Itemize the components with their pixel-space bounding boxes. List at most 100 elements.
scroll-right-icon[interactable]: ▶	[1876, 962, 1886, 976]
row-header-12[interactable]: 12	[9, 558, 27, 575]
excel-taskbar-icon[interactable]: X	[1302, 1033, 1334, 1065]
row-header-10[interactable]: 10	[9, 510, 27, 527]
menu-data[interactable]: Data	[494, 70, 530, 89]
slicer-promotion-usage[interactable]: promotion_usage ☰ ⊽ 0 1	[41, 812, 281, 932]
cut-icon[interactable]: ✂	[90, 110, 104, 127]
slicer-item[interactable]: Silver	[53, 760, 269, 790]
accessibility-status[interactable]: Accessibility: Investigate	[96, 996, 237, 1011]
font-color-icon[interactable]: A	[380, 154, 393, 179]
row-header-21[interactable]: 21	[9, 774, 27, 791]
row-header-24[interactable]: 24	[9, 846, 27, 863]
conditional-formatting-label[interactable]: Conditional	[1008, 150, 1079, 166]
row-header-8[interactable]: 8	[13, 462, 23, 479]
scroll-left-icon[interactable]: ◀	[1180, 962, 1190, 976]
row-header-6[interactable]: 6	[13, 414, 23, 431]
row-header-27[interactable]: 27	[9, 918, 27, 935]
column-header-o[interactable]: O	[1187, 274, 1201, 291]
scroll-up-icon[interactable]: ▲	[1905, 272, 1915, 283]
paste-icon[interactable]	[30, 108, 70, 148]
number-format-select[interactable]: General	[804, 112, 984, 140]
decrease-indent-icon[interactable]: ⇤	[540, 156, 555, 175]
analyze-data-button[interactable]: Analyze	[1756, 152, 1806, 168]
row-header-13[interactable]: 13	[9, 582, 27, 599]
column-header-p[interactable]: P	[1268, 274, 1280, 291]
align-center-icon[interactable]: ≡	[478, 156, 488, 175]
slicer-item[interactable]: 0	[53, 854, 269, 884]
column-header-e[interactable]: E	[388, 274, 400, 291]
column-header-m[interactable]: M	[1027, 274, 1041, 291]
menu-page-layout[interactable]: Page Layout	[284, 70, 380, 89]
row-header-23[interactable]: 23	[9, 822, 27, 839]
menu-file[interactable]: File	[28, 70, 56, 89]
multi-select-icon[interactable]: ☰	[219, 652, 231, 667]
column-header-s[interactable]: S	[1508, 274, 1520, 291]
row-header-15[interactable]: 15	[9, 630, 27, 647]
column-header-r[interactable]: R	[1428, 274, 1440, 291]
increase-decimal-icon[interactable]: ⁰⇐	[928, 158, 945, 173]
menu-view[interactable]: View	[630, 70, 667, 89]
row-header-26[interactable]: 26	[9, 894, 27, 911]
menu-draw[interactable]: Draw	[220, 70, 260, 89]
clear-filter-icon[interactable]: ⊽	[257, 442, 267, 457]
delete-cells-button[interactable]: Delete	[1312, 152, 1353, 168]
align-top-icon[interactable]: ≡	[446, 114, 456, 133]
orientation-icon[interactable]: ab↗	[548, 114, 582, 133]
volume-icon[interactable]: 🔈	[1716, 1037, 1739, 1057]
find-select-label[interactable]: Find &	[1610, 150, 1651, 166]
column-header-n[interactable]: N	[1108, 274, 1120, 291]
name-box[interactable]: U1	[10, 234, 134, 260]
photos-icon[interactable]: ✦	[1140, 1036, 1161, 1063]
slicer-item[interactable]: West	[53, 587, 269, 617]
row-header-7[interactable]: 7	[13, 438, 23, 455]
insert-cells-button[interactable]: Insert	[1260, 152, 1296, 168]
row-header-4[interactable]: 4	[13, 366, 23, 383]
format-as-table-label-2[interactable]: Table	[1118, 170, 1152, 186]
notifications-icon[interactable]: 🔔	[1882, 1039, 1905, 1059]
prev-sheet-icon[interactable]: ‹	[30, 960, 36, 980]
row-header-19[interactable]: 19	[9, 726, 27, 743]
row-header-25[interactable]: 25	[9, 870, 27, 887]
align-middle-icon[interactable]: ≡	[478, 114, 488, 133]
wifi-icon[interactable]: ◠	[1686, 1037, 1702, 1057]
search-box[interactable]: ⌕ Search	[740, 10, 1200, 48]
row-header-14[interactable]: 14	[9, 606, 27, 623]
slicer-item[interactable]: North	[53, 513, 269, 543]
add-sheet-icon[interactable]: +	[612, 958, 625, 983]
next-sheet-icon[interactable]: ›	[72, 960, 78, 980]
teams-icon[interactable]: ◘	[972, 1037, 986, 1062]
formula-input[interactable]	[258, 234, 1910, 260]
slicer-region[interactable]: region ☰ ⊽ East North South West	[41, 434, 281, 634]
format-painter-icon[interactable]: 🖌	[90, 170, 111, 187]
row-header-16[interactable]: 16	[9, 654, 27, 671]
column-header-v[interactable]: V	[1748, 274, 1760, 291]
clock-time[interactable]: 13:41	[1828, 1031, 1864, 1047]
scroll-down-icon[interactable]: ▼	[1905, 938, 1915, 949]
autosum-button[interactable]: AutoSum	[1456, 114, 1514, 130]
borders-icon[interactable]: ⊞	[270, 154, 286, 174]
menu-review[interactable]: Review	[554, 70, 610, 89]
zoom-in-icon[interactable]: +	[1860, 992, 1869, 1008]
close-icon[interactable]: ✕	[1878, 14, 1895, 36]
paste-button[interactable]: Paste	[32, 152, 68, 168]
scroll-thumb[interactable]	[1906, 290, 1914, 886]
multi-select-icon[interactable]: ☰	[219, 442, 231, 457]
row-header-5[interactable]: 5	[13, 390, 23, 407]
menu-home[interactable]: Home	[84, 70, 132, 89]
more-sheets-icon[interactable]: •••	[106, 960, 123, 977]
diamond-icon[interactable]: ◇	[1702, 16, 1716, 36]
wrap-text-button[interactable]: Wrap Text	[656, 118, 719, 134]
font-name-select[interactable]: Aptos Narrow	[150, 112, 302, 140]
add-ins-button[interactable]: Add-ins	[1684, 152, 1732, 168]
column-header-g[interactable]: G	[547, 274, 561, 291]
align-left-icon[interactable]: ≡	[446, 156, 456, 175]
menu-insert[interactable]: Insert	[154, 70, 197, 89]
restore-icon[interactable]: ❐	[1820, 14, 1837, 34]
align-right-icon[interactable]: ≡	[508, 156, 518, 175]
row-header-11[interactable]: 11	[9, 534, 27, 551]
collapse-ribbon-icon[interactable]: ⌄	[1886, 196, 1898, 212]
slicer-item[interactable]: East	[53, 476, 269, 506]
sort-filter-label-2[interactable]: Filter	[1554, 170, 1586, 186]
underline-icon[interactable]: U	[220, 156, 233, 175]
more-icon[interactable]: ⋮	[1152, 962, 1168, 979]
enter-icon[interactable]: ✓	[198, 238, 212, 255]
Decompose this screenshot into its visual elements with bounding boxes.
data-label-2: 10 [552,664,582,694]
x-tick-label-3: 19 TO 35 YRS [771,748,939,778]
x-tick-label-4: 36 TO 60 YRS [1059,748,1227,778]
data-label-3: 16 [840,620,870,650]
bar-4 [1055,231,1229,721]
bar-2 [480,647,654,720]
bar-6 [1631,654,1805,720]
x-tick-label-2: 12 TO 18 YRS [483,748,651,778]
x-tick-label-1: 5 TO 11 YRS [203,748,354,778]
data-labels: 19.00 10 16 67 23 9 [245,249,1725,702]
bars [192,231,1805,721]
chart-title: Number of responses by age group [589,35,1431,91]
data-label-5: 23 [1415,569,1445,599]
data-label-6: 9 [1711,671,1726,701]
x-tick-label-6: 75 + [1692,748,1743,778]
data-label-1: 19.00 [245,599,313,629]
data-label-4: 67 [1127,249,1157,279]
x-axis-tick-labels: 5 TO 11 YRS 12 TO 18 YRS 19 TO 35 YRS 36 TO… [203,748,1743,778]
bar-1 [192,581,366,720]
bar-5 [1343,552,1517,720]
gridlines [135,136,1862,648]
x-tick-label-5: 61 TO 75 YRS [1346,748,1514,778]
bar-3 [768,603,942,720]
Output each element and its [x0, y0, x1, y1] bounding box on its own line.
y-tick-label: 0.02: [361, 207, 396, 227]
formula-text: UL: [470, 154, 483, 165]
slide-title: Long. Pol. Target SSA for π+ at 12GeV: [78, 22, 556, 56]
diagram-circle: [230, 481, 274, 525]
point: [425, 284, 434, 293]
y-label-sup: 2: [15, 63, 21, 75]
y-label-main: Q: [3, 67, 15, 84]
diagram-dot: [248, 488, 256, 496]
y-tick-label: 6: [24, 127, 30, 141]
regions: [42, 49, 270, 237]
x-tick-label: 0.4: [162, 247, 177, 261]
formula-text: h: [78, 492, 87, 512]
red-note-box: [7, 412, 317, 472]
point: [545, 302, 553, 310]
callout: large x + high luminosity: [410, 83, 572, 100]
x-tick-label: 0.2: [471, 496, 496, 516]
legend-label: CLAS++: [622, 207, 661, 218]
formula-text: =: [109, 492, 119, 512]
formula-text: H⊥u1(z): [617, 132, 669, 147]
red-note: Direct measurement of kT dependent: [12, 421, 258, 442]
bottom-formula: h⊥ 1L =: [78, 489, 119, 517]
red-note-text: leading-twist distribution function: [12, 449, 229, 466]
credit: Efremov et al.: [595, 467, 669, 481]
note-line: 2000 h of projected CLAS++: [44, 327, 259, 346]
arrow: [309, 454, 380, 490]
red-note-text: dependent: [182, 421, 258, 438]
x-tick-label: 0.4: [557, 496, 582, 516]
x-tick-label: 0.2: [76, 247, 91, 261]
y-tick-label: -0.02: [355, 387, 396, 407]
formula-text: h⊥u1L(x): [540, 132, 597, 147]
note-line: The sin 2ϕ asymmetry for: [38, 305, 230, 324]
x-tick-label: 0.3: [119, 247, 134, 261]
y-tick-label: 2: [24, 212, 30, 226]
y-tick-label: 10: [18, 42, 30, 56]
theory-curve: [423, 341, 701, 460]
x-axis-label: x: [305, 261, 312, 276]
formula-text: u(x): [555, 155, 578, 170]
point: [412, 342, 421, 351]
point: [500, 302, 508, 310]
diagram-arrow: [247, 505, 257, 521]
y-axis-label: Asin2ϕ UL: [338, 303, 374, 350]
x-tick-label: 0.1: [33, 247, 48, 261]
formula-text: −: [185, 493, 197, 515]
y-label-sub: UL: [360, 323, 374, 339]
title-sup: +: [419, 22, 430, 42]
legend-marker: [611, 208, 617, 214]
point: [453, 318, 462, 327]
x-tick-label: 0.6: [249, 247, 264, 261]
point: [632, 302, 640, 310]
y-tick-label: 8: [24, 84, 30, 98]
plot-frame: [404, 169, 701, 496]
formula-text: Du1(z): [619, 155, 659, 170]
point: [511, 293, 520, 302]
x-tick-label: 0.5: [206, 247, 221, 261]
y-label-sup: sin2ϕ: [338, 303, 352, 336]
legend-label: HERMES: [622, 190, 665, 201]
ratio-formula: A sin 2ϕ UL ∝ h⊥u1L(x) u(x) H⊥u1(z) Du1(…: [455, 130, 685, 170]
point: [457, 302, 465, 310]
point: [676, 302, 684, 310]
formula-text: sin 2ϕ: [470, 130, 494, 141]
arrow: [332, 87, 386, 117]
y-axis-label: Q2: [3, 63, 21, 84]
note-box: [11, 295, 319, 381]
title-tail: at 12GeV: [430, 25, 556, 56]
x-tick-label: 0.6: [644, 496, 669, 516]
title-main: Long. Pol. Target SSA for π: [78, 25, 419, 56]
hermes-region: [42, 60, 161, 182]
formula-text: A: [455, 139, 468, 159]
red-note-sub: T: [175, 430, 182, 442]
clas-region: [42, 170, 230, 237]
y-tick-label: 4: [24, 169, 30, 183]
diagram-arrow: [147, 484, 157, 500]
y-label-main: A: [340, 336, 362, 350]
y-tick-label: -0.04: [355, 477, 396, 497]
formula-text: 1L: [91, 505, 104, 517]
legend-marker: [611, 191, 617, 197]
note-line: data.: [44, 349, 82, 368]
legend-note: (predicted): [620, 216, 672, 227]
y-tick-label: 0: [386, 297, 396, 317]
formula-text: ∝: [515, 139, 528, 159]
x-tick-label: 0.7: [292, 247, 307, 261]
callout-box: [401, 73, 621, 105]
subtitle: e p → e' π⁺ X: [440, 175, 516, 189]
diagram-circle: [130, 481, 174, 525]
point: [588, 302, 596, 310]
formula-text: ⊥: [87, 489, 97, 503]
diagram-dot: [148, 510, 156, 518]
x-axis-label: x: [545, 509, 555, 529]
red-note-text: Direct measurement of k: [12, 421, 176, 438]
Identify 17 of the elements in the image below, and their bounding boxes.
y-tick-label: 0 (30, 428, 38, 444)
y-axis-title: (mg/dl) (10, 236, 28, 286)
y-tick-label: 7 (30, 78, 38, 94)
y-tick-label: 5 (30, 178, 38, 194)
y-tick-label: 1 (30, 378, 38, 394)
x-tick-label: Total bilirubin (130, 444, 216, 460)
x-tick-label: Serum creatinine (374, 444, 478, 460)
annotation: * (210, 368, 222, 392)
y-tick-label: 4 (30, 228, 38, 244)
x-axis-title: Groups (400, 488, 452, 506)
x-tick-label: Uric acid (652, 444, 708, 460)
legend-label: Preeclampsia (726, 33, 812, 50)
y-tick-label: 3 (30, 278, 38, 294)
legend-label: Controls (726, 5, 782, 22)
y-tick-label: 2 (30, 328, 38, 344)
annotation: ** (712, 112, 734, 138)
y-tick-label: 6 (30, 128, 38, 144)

• • • • • • •

- _Given task_
Extract every line of the listing above that contains the string "Direct", matching case exactly.

- _Answer to this problem_
red-note: Direct measurement of kT dependent: [12, 421, 258, 442]
red-note-text: Direct measurement of k: [12, 421, 176, 438]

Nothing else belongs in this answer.